_Written instruction_
Search the material below for the word "فذكره". Copy every line that has it.

Dataset items
-------

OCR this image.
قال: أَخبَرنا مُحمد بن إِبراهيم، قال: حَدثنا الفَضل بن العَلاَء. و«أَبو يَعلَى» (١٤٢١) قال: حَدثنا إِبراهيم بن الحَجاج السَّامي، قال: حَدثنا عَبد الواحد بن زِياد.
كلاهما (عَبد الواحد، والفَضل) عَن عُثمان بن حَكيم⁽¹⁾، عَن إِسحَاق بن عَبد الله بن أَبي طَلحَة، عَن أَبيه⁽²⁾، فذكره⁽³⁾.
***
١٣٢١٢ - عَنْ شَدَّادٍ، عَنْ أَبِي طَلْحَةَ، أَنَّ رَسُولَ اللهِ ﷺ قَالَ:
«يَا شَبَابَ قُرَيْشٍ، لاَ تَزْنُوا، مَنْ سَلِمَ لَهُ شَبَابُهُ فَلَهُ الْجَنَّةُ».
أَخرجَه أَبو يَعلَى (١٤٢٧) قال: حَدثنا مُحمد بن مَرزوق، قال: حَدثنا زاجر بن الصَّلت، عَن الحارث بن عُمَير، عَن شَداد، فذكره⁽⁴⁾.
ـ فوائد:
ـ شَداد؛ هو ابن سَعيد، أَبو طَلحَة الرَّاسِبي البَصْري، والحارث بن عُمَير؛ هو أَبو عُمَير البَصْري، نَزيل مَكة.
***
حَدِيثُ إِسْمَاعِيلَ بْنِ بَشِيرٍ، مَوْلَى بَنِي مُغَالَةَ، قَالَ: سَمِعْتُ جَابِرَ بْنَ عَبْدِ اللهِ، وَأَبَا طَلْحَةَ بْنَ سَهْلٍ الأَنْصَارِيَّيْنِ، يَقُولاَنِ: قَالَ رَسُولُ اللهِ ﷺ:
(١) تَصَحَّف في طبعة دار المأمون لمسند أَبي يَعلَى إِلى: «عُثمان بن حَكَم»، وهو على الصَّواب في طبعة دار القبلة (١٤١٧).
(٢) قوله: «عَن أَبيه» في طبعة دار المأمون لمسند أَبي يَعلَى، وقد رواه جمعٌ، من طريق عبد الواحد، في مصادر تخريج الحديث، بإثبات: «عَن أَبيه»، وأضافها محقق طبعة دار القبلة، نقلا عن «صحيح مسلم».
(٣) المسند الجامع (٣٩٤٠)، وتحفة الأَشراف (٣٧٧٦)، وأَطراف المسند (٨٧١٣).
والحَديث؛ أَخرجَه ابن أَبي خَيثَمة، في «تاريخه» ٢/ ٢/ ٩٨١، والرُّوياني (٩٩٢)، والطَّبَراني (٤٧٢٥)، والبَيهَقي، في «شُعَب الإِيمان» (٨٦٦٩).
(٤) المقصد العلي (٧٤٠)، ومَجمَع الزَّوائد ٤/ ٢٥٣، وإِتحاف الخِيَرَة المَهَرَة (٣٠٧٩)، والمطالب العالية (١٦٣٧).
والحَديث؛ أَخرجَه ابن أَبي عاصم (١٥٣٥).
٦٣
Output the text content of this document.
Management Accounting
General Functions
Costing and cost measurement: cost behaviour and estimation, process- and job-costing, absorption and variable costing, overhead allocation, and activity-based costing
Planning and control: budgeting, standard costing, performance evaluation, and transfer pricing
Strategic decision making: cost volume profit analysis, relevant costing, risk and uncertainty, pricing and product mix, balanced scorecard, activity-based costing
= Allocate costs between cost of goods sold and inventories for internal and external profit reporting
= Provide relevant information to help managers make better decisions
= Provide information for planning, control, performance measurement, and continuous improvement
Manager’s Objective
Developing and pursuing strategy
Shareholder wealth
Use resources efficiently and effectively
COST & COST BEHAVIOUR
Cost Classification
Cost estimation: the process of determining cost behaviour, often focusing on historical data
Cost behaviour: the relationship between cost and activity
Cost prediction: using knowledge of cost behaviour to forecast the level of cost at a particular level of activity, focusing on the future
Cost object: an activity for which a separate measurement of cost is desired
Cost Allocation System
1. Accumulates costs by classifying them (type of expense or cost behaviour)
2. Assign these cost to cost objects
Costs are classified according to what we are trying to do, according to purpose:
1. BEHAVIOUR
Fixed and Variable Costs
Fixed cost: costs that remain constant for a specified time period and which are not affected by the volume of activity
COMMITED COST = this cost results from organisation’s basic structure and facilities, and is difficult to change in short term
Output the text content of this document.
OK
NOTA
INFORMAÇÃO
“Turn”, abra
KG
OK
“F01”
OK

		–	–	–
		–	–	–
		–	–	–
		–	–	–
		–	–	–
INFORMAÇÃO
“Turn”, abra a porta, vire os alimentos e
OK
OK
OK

-------

_Right answer_
كلاهما (عَبد الواحد، والفَضل) عَن عُثمان بن حَكيم⁽¹⁾، عَن إِسحَاق بن عَبد الله بن أَبي طَلحَة، عَن أَبيه⁽²⁾، فذكره⁽³⁾.
أَخرجَه أَبو يَعلَى (١٤٢٧) قال: حَدثنا مُحمد بن مَرزوق، قال: حَدثنا زاجر بن الصَّلت، عَن الحارث بن عُمَير، عَن شَداد، فذكره⁽⁴⁾.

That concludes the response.